### PROBLEM DESCRIPTION
Your task is to repeat the entries word for word while leaving out the pictures.
►
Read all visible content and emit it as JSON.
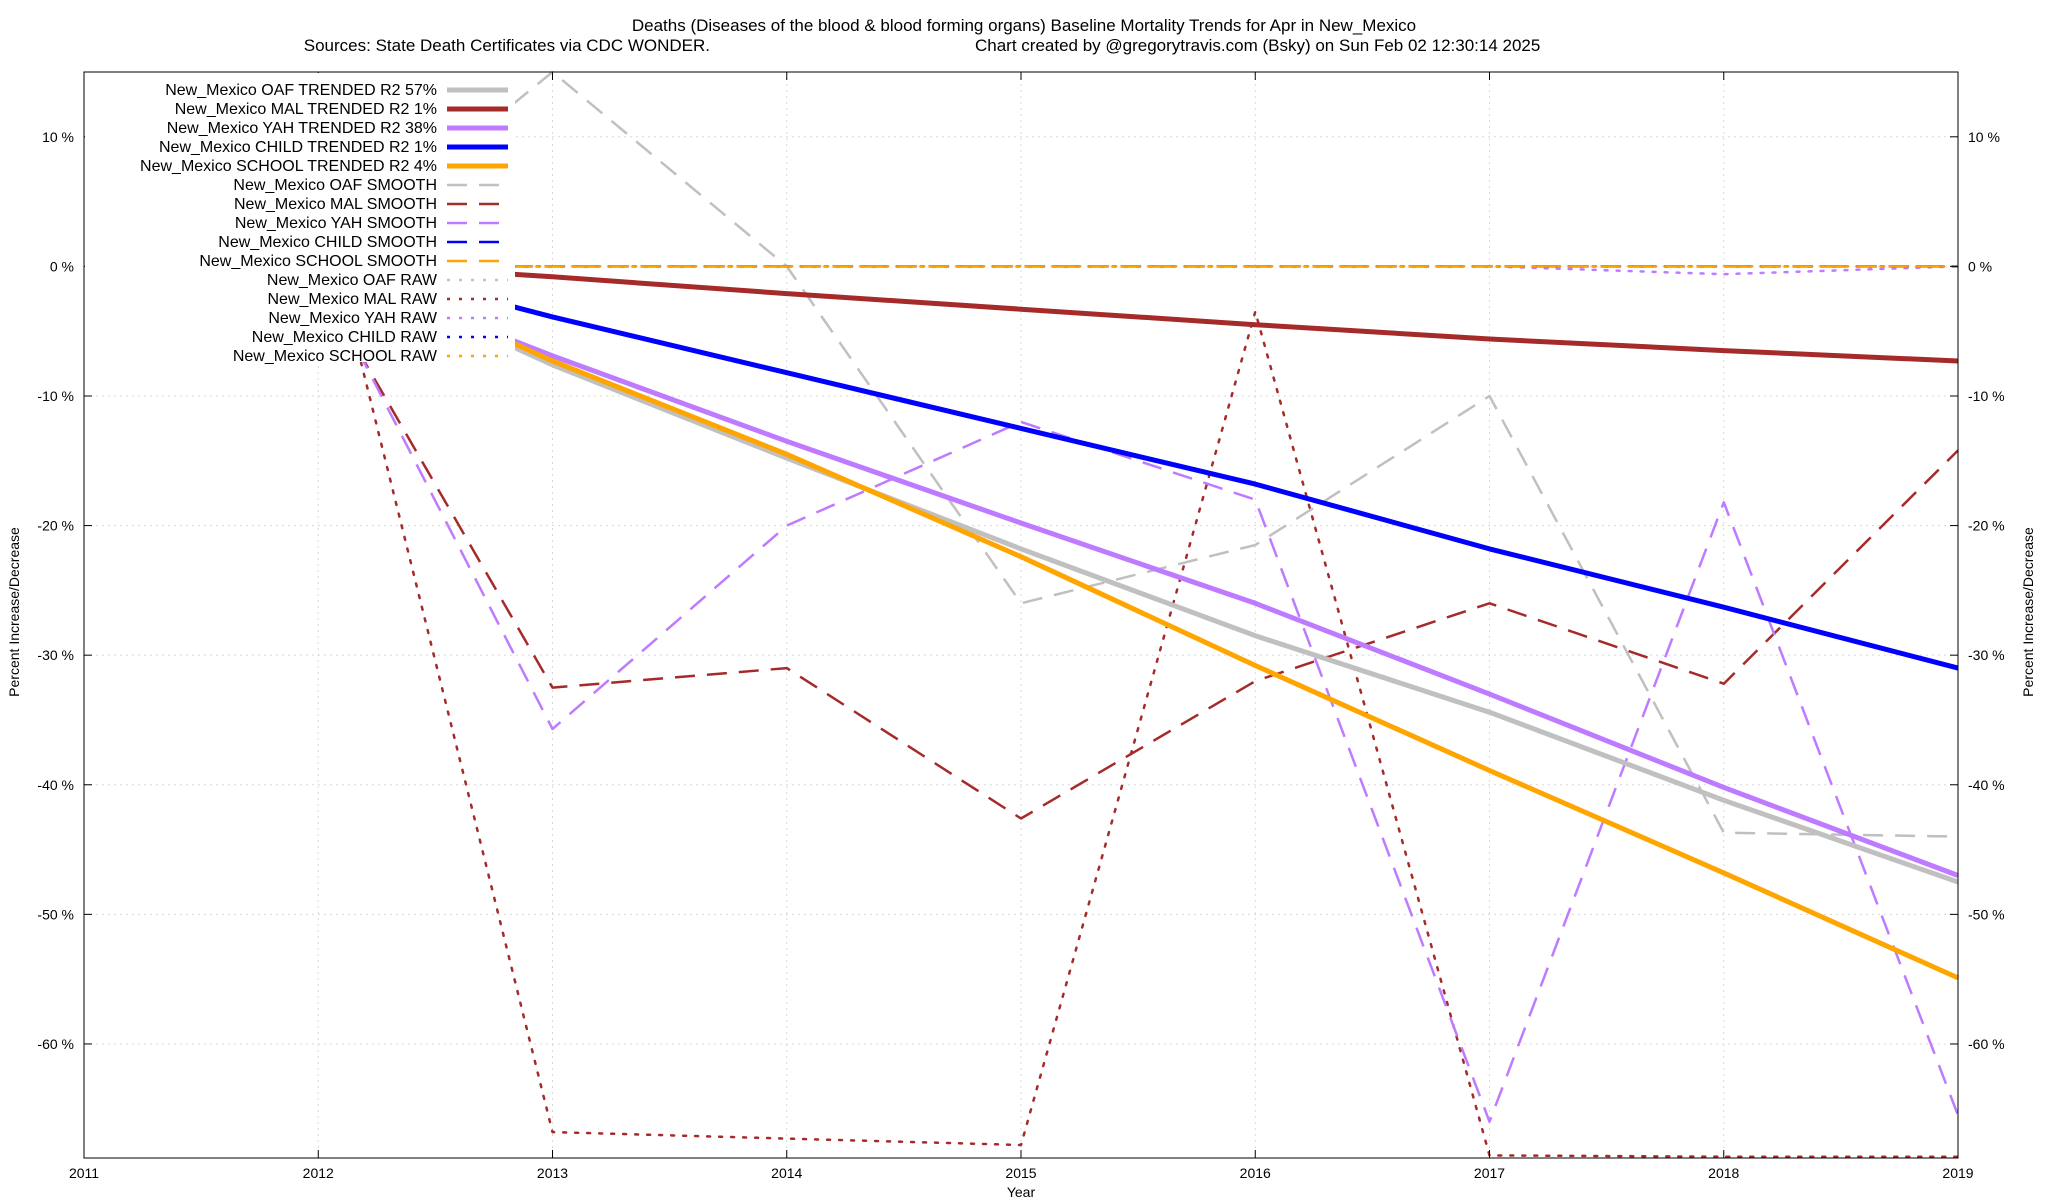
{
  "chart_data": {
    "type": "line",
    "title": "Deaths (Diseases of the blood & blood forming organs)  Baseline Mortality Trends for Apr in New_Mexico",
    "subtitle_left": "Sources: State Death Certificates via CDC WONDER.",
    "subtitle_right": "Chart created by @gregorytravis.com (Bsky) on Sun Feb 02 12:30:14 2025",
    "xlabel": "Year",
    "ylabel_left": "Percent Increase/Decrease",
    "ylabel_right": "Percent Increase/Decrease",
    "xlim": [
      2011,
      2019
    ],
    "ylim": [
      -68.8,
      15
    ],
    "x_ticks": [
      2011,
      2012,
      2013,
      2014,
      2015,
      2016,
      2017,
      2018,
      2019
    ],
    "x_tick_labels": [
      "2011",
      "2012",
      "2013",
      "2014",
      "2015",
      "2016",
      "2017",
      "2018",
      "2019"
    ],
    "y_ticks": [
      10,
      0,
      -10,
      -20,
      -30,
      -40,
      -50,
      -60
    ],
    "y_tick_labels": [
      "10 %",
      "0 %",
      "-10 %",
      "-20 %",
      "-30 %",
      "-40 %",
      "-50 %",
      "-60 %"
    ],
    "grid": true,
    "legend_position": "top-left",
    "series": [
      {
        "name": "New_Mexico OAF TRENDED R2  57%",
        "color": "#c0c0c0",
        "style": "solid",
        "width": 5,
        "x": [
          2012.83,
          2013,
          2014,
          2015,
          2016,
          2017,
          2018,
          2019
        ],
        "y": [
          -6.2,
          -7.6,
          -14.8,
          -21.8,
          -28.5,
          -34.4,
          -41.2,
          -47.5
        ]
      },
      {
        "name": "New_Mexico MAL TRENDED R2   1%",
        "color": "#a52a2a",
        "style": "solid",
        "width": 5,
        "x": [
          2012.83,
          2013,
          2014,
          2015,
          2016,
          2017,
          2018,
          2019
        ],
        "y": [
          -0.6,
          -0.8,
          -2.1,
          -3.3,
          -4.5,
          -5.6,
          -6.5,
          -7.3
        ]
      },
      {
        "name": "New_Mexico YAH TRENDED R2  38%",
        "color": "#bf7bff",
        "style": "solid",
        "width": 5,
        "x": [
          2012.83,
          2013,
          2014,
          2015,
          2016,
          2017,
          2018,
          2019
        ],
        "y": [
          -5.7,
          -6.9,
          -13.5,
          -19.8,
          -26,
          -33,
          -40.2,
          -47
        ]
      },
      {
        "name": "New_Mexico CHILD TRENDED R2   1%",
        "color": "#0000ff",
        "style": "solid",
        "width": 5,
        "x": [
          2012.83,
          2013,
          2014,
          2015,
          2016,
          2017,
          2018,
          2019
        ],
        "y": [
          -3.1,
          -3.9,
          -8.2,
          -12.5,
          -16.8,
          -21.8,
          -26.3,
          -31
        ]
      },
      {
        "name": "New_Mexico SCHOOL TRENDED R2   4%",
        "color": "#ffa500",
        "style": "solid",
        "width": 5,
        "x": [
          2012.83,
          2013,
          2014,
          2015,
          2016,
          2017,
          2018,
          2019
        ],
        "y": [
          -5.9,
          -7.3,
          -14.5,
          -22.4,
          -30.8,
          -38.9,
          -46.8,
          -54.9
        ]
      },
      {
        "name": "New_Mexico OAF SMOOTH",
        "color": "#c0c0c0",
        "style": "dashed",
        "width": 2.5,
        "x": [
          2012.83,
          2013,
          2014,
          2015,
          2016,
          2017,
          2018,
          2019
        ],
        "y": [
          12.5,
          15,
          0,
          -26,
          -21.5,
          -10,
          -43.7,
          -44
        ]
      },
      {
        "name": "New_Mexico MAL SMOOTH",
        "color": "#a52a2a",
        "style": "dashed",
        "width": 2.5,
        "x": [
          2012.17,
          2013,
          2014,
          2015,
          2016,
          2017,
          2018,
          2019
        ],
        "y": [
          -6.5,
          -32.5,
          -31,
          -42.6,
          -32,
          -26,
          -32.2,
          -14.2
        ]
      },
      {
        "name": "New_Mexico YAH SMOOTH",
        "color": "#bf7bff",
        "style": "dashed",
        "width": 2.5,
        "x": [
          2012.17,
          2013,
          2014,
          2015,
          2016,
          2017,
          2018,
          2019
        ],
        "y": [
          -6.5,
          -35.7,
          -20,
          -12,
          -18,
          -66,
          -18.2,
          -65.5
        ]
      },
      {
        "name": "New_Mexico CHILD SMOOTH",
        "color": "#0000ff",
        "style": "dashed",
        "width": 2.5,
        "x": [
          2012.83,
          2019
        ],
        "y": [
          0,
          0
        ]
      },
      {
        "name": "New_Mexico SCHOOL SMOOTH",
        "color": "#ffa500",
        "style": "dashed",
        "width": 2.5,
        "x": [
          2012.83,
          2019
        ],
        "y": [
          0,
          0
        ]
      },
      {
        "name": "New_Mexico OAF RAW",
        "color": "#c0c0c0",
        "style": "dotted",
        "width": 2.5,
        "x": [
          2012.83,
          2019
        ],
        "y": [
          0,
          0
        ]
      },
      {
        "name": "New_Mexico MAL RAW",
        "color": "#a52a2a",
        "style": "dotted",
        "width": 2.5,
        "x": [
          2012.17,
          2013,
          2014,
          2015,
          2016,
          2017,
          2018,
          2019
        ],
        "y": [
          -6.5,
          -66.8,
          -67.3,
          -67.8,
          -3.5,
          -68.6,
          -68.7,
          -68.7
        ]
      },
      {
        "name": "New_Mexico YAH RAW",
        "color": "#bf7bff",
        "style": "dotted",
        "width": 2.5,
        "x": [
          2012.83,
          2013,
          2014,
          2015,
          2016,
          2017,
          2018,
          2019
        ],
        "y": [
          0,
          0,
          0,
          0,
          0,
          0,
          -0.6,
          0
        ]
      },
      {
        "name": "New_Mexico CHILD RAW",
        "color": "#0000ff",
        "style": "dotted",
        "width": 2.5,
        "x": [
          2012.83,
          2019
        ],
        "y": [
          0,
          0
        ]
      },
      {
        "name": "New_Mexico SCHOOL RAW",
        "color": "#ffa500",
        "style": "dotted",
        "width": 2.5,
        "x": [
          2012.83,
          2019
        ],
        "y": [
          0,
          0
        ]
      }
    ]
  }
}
◄
### COMPLETE OUTPUT
Read all visible content and emit it as JSON.
{
  "chart_data": {
    "type": "line",
    "title": "Deaths (Diseases of the blood & blood forming organs)  Baseline Mortality Trends for Apr in New_Mexico",
    "subtitle_left": "Sources: State Death Certificates via CDC WONDER.",
    "subtitle_right": "Chart created by @gregorytravis.com (Bsky) on Sun Feb 02 12:30:14 2025",
    "xlabel": "Year",
    "ylabel_left": "Percent Increase/Decrease",
    "ylabel_right": "Percent Increase/Decrease",
    "xlim": [
      2011,
      2019
    ],
    "ylim": [
      -68.8,
      15
    ],
    "x_ticks": [
      2011,
      2012,
      2013,
      2014,
      2015,
      2016,
      2017,
      2018,
      2019
    ],
    "x_tick_labels": [
      "2011",
      "2012",
      "2013",
      "2014",
      "2015",
      "2016",
      "2017",
      "2018",
      "2019"
    ],
    "y_ticks": [
      10,
      0,
      -10,
      -20,
      -30,
      -40,
      -50,
      -60
    ],
    "y_tick_labels": [
      "10 %",
      "0 %",
      "-10 %",
      "-20 %",
      "-30 %",
      "-40 %",
      "-50 %",
      "-60 %"
    ],
    "grid": true,
    "legend_position": "top-left",
    "series": [
      {
        "name": "New_Mexico OAF TRENDED R2  57%",
        "color": "#c0c0c0",
        "style": "solid",
        "width": 5,
        "x": [
          2012.83,
          2013,
          2014,
          2015,
          2016,
          2017,
          2018,
          2019
        ],
        "y": [
          -6.2,
          -7.6,
          -14.8,
          -21.8,
          -28.5,
          -34.4,
          -41.2,
          -47.5
        ]
      },
      {
        "name": "New_Mexico MAL TRENDED R2   1%",
        "color": "#a52a2a",
        "style": "solid",
        "width": 5,
        "x": [
          2012.83,
          2013,
          2014,
          2015,
          2016,
          2017,
          2018,
          2019
        ],
        "y": [
          -0.6,
          -0.8,
          -2.1,
          -3.3,
          -4.5,
          -5.6,
          -6.5,
          -7.3
        ]
      },
      {
        "name": "New_Mexico YAH TRENDED R2  38%",
        "color": "#bf7bff",
        "style": "solid",
        "width": 5,
        "x": [
          2012.83,
          2013,
          2014,
          2015,
          2016,
          2017,
          2018,
          2019
        ],
        "y": [
          -5.7,
          -6.9,
          -13.5,
          -19.8,
          -26,
          -33,
          -40.2,
          -47
        ]
      },
      {
        "name": "New_Mexico CHILD TRENDED R2   1%",
        "color": "#0000ff",
        "style": "solid",
        "width": 5,
        "x": [
          2012.83,
          2013,
          2014,
          2015,
          2016,
          2017,
          2018,
          2019
        ],
        "y": [
          -3.1,
          -3.9,
          -8.2,
          -12.5,
          -16.8,
          -21.8,
          -26.3,
          -31
        ]
      },
      {
        "name": "New_Mexico SCHOOL TRENDED R2   4%",
        "color": "#ffa500",
        "style": "solid",
        "width": 5,
        "x": [
          2012.83,
          2013,
          2014,
          2015,
          2016,
          2017,
          2018,
          2019
        ],
        "y": [
          -5.9,
          -7.3,
          -14.5,
          -22.4,
          -30.8,
          -38.9,
          -46.8,
          -54.9
        ]
      },
      {
        "name": "New_Mexico OAF SMOOTH",
        "color": "#c0c0c0",
        "style": "dashed",
        "width": 2.5,
        "x": [
          2012.83,
          2013,
          2014,
          2015,
          2016,
          2017,
          2018,
          2019
        ],
        "y": [
          12.5,
          15,
          0,
          -26,
          -21.5,
          -10,
          -43.7,
          -44
        ]
      },
      {
        "name": "New_Mexico MAL SMOOTH",
        "color": "#a52a2a",
        "style": "dashed",
        "width": 2.5,
        "x": [
          2012.17,
          2013,
          2014,
          2015,
          2016,
          2017,
          2018,
          2019
        ],
        "y": [
          -6.5,
          -32.5,
          -31,
          -42.6,
          -32,
          -26,
          -32.2,
          -14.2
        ]
      },
      {
        "name": "New_Mexico YAH SMOOTH",
        "color": "#bf7bff",
        "style": "dashed",
        "width": 2.5,
        "x": [
          2012.17,
          2013,
          2014,
          2015,
          2016,
          2017,
          2018,
          2019
        ],
        "y": [
          -6.5,
          -35.7,
          -20,
          -12,
          -18,
          -66,
          -18.2,
          -65.5
        ]
      },
      {
        "name": "New_Mexico CHILD SMOOTH",
        "color": "#0000ff",
        "style": "dashed",
        "width": 2.5,
        "x": [
          2012.83,
          2019
        ],
        "y": [
          0,
          0
        ]
      },
      {
        "name": "New_Mexico SCHOOL SMOOTH",
        "color": "#ffa500",
        "style": "dashed",
        "width": 2.5,
        "x": [
          2012.83,
          2019
        ],
        "y": [
          0,
          0
        ]
      },
      {
        "name": "New_Mexico OAF RAW",
        "color": "#c0c0c0",
        "style": "dotted",
        "width": 2.5,
        "x": [
          2012.83,
          2019
        ],
        "y": [
          0,
          0
        ]
      },
      {
        "name": "New_Mexico MAL RAW",
        "color": "#a52a2a",
        "style": "dotted",
        "width": 2.5,
        "x": [
          2012.17,
          2013,
          2014,
          2015,
          2016,
          2017,
          2018,
          2019
        ],
        "y": [
          -6.5,
          -66.8,
          -67.3,
          -67.8,
          -3.5,
          -68.6,
          -68.7,
          -68.7
        ]
      },
      {
        "name": "New_Mexico YAH RAW",
        "color": "#bf7bff",
        "style": "dotted",
        "width": 2.5,
        "x": [
          2012.83,
          2013,
          2014,
          2015,
          2016,
          2017,
          2018,
          2019
        ],
        "y": [
          0,
          0,
          0,
          0,
          0,
          0,
          -0.6,
          0
        ]
      },
      {
        "name": "New_Mexico CHILD RAW",
        "color": "#0000ff",
        "style": "dotted",
        "width": 2.5,
        "x": [
          2012.83,
          2019
        ],
        "y": [
          0,
          0
        ]
      },
      {
        "name": "New_Mexico SCHOOL RAW",
        "color": "#ffa500",
        "style": "dotted",
        "width": 2.5,
        "x": [
          2012.83,
          2019
        ],
        "y": [
          0,
          0
        ]
      }
    ]
  }
}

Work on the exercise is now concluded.